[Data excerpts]
------------------------------------------------
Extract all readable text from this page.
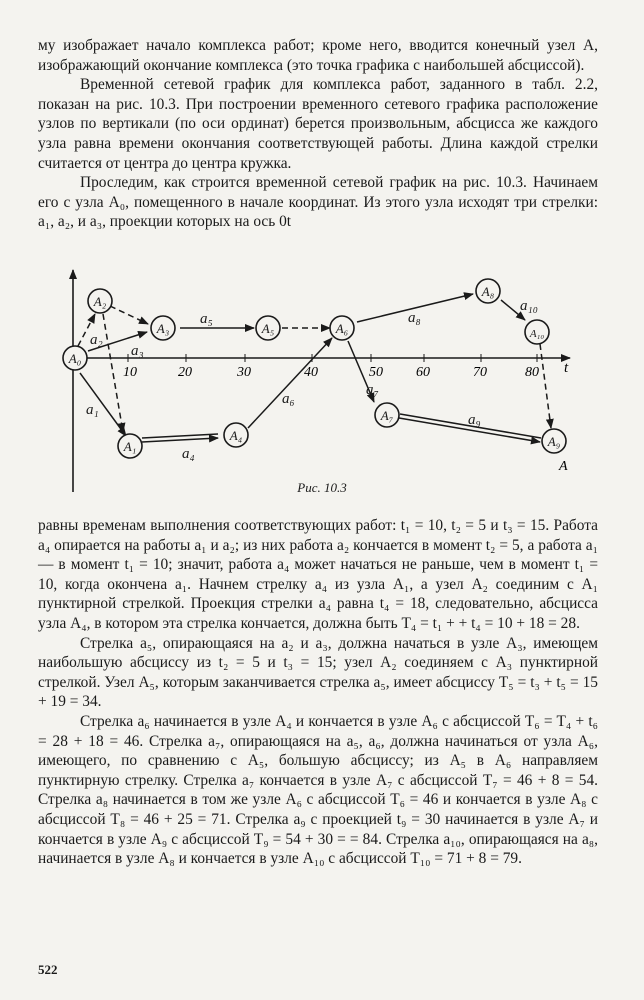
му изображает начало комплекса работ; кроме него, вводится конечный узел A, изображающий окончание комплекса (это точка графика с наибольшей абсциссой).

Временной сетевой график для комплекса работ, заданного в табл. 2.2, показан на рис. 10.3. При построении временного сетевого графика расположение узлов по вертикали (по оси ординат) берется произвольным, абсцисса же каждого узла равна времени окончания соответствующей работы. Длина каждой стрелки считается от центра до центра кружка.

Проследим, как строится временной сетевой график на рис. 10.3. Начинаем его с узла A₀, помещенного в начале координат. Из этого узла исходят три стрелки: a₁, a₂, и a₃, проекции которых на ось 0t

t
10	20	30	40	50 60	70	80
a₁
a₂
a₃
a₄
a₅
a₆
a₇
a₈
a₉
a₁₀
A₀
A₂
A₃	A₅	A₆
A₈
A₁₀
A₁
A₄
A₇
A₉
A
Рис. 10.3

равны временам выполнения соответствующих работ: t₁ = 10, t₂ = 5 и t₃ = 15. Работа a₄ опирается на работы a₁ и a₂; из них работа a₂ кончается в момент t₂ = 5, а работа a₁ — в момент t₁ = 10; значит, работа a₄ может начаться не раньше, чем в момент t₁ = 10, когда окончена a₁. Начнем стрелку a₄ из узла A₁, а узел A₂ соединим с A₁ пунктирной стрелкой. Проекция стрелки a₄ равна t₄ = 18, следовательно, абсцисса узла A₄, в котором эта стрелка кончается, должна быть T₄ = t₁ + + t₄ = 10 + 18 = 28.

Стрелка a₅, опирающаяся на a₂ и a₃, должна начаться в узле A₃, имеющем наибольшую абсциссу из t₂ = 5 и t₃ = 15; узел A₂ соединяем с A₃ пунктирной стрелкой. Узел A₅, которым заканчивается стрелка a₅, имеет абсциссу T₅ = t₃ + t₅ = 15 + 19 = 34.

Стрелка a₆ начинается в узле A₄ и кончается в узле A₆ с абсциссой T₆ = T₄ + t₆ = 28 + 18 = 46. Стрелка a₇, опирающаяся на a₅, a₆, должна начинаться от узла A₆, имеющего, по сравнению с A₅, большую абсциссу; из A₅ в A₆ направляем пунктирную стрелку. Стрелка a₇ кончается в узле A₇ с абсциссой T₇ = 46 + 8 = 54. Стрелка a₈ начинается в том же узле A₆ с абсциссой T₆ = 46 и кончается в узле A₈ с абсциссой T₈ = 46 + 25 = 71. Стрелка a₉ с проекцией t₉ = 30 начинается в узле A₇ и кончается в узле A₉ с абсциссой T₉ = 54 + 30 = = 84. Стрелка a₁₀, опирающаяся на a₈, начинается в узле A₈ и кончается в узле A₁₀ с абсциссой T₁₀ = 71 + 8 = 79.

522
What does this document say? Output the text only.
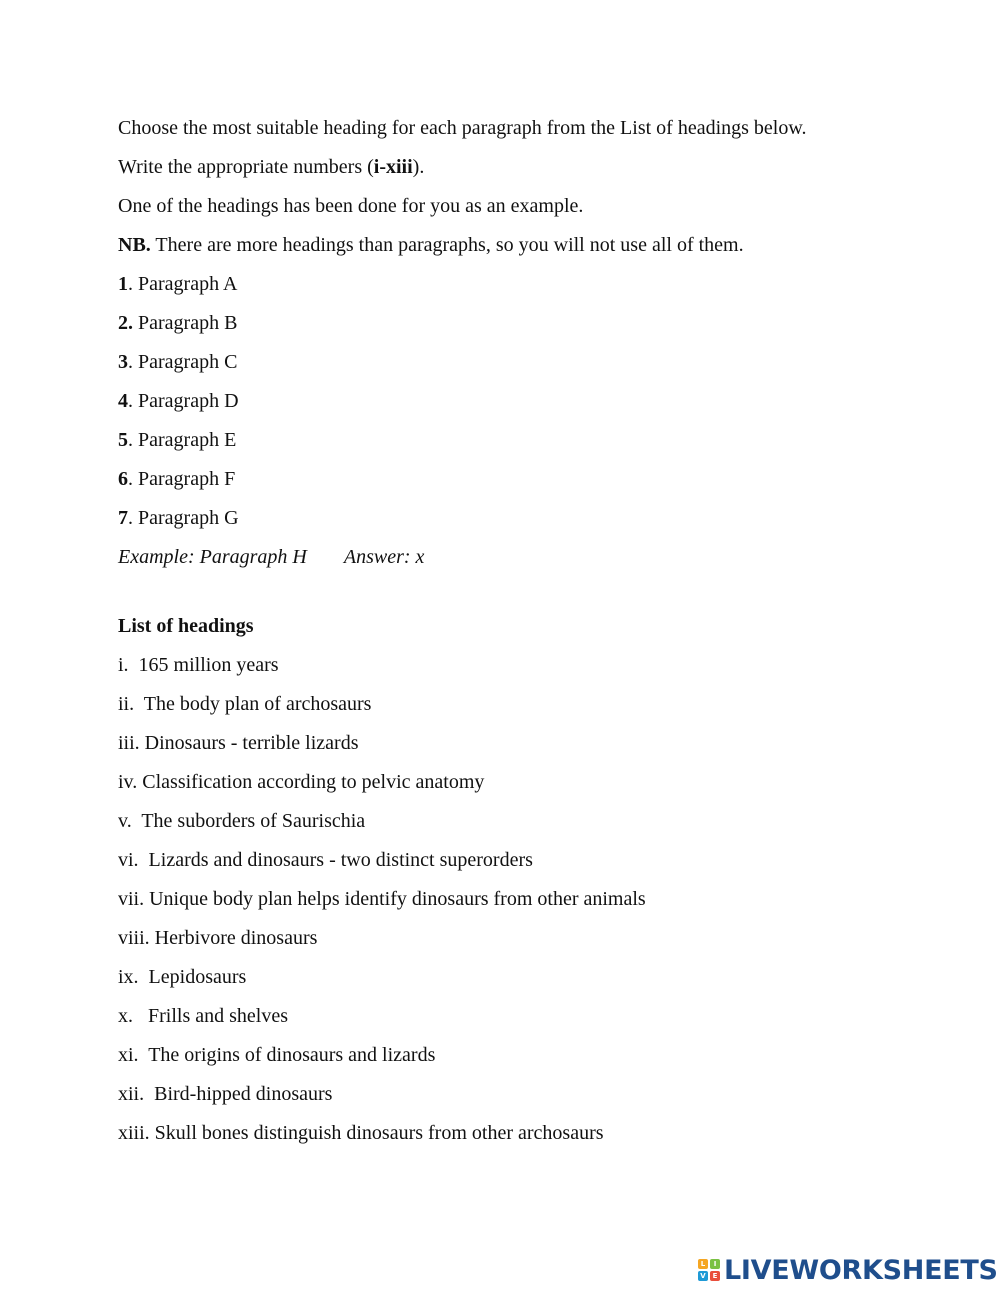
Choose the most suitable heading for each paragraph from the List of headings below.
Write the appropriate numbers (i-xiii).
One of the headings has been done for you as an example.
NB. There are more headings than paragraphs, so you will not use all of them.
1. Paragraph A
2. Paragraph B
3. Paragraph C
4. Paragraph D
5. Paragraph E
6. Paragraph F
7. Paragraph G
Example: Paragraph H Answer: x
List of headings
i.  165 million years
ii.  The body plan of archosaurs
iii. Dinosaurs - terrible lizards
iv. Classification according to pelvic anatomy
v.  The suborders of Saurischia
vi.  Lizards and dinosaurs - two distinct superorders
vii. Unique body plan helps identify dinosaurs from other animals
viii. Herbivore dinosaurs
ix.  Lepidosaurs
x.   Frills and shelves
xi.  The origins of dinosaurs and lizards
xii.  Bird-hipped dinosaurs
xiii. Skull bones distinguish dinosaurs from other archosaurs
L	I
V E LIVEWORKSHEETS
------------------------------------------------
§ What you are asked to do: Using the records above, extract exactly and only the lines from the one with "What does this" through the final line, inclusive, leaving out pictures.

§ Full answer:
What does this document say? Output the text only.
Choose the most suitable heading for each paragraph from the List of headings below.
Write the appropriate numbers (i-xiii).
One of the headings has been done for you as an example.
NB. There are more headings than paragraphs, so you will not use all of them.
1. Paragraph A
2. Paragraph B
3. Paragraph C
4. Paragraph D
5. Paragraph E
6. Paragraph F
7. Paragraph G
Example: Paragraph H Answer: x
List of headings
i.  165 million years
ii.  The body plan of archosaurs
iii. Dinosaurs - terrible lizards
iv. Classification according to pelvic anatomy
v.  The suborders of Saurischia
vi.  Lizards and dinosaurs - two distinct superorders
vii. Unique body plan helps identify dinosaurs from other animals
viii. Herbivore dinosaurs
ix.  Lepidosaurs
x.   Frills and shelves
xi.  The origins of dinosaurs and lizards
xii.  Bird-hipped dinosaurs
xiii. Skull bones distinguish dinosaurs from other archosaurs
L	I
V E LIVEWORKSHEETS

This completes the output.